--- Begin ---

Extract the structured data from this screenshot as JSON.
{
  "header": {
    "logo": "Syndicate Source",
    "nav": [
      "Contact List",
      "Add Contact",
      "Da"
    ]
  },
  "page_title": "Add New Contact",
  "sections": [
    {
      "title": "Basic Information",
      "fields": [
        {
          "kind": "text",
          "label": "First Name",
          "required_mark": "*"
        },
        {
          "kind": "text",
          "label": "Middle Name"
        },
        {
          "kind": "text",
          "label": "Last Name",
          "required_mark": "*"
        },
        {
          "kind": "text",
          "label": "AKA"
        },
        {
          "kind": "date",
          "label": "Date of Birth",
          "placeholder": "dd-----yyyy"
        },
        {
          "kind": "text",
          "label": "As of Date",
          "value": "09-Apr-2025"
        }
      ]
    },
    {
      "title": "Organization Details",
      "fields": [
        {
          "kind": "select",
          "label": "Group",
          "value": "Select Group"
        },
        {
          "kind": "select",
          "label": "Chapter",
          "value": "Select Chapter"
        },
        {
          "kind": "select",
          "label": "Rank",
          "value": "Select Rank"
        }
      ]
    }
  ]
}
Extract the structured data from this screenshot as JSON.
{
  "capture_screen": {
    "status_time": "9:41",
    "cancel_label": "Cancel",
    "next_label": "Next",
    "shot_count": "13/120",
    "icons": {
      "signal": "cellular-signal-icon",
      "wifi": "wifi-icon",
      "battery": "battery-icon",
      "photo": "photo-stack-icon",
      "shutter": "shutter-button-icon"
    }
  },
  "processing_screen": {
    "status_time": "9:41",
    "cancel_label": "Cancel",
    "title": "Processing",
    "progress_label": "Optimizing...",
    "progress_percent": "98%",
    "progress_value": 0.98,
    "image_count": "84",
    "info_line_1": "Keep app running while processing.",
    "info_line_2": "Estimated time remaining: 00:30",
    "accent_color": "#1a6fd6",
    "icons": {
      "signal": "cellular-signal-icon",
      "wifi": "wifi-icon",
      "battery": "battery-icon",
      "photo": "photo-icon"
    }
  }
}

--- End ---

Restate the records, all of them, precisely as written.

### Written answer:
Extract the structured data from this screenshot as JSON.
{
  "header": {
    "logo": "Syndicate Source",
    "nav": [
      "Contact List",
      "Add Contact",
      "Da"
    ]
  },
  "page_title": "Add New Contact",
  "sections": [
    {
      "title": "Basic Information",
      "fields": [
        {
          "kind": "text",
          "label": "First Name",
          "required_mark": "*"
        },
        {
          "kind": "text",
          "label": "Middle Name"
        },
        {
          "kind": "text",
          "label": "Last Name",
          "required_mark": "*"
        },
        {
          "kind": "text",
          "label": "AKA"
        },
        {
          "kind": "date",
          "label": "Date of Birth",
          "placeholder": "dd-----yyyy"
        },
        {
          "kind": "text",
          "label": "As of Date",
          "value": "09-Apr-2025"
        }
      ]
    },
    {
      "title": "Organization Details",
      "fields": [
        {
          "kind": "select",
          "label": "Group",
          "value": "Select Group"
        },
        {
          "kind": "select",
          "label": "Chapter",
          "value": "Select Chapter"
        },
        {
          "kind": "select",
          "label": "Rank",
          "value": "Select Rank"
        }
      ]
    }
  ]
}
Extract the structured data from this screenshot as JSON.
{
  "capture_screen": {
    "status_time": "9:41",
    "cancel_label": "Cancel",
    "next_label": "Next",
    "shot_count": "13/120",
    "icons": {
      "signal": "cellular-signal-icon",
      "wifi": "wifi-icon",
      "battery": "battery-icon",
      "photo": "photo-stack-icon",
      "shutter": "shutter-button-icon"
    }
  },
  "processing_screen": {
    "status_time": "9:41",
    "cancel_label": "Cancel",
    "title": "Processing",
    "progress_label": "Optimizing...",
    "progress_percent": "98%",
    "progress_value": 0.98,
    "image_count": "84",
    "info_line_1": "Keep app running while processing.",
    "info_line_2": "Estimated time remaining: 00:30",
    "accent_color": "#1a6fd6",
    "icons": {
      "signal": "cellular-signal-icon",
      "wifi": "wifi-icon",
      "battery": "battery-icon",
      "photo": "photo-icon"
    }
  }
}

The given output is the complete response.